Dataset items:
--- --- ---

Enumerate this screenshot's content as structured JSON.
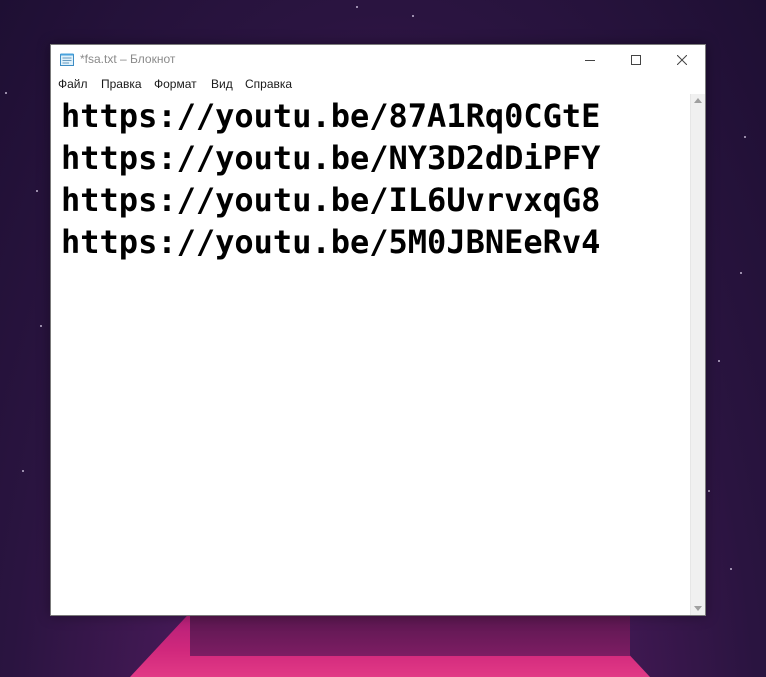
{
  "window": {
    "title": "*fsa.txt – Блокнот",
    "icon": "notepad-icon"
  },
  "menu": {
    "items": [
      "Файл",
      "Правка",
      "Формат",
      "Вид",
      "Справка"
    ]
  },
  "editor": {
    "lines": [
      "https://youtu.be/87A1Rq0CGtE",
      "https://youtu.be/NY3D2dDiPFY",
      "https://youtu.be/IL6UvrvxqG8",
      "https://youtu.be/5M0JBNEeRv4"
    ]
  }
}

--- --- ---

Exercise prompt >>
Copy each line of the listing that holds the word "https".

Result >>
      "https://youtu.be/87A1Rq0CGtE",
      "https://youtu.be/NY3D2dDiPFY",
      "https://youtu.be/IL6UvrvxqG8",
      "https://youtu.be/5M0JBNEeRv4"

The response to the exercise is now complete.